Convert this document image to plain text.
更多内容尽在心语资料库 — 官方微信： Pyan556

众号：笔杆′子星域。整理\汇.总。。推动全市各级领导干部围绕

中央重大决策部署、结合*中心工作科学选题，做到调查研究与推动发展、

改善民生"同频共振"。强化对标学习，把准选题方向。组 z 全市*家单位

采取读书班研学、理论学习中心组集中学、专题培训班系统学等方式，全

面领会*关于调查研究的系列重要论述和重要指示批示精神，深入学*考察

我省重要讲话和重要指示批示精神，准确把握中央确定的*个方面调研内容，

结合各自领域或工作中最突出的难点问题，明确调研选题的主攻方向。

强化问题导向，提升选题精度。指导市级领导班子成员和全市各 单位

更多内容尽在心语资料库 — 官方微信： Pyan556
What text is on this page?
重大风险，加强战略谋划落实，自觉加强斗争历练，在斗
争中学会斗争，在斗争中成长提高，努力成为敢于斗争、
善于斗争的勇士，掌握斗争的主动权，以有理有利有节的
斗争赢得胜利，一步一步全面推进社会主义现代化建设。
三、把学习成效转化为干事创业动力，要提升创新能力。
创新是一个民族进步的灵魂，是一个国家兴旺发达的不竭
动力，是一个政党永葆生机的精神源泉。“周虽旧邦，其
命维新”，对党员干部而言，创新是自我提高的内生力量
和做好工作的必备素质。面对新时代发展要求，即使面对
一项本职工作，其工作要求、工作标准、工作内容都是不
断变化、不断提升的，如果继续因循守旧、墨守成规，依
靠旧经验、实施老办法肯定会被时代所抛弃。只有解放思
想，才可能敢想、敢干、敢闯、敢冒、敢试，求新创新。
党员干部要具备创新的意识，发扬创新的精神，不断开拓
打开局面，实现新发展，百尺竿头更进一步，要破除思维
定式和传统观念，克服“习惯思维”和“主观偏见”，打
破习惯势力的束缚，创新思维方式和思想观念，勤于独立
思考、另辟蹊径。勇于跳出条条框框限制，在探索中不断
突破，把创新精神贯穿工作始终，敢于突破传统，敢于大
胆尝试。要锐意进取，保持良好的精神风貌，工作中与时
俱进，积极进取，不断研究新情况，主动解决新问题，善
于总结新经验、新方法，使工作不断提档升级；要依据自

**********

**What is expected**: Type out the material again exactly as presented.

**Result**:
Convert this document image to plain text.
更多内容尽在心语资料库 — 官方微信： Pyan556

众号：笔杆′子星域。整理\汇.总。。推动全市各级领导干部围绕

中央重大决策部署、结合*中心工作科学选题，做到调查研究与推动发展、

改善民生"同频共振"。强化对标学习，把准选题方向。组 z 全市*家单位

采取读书班研学、理论学习中心组集中学、专题培训班系统学等方式，全

面领会*关于调查研究的系列重要论述和重要指示批示精神，深入学*考察

我省重要讲话和重要指示批示精神，准确把握中央确定的*个方面调研内容，

结合各自领域或工作中最突出的难点问题，明确调研选题的主攻方向。

强化问题导向，提升选题精度。指导市级领导班子成员和全市各 单位

更多内容尽在心语资料库 — 官方微信： Pyan556
What text is on this page?
重大风险，加强战略谋划落实，自觉加强斗争历练，在斗
争中学会斗争，在斗争中成长提高，努力成为敢于斗争、
善于斗争的勇士，掌握斗争的主动权，以有理有利有节的
斗争赢得胜利，一步一步全面推进社会主义现代化建设。
三、把学习成效转化为干事创业动力，要提升创新能力。
创新是一个民族进步的灵魂，是一个国家兴旺发达的不竭
动力，是一个政党永葆生机的精神源泉。“周虽旧邦，其
命维新”，对党员干部而言，创新是自我提高的内生力量
和做好工作的必备素质。面对新时代发展要求，即使面对
一项本职工作，其工作要求、工作标准、工作内容都是不
断变化、不断提升的，如果继续因循守旧、墨守成规，依
靠旧经验、实施老办法肯定会被时代所抛弃。只有解放思
想，才可能敢想、敢干、敢闯、敢冒、敢试，求新创新。
党员干部要具备创新的意识，发扬创新的精神，不断开拓
打开局面，实现新发展，百尺竿头更进一步，要破除思维
定式和传统观念，克服“习惯思维”和“主观偏见”，打
破习惯势力的束缚，创新思维方式和思想观念，勤于独立
思考、另辟蹊径。勇于跳出条条框框限制，在探索中不断
突破，把创新精神贯穿工作始终，敢于突破传统，敢于大
胆尝试。要锐意进取，保持良好的精神风貌，工作中与时
俱进，积极进取，不断研究新情况，主动解决新问题，善
于总结新经验、新方法，使工作不断提档升级；要依据自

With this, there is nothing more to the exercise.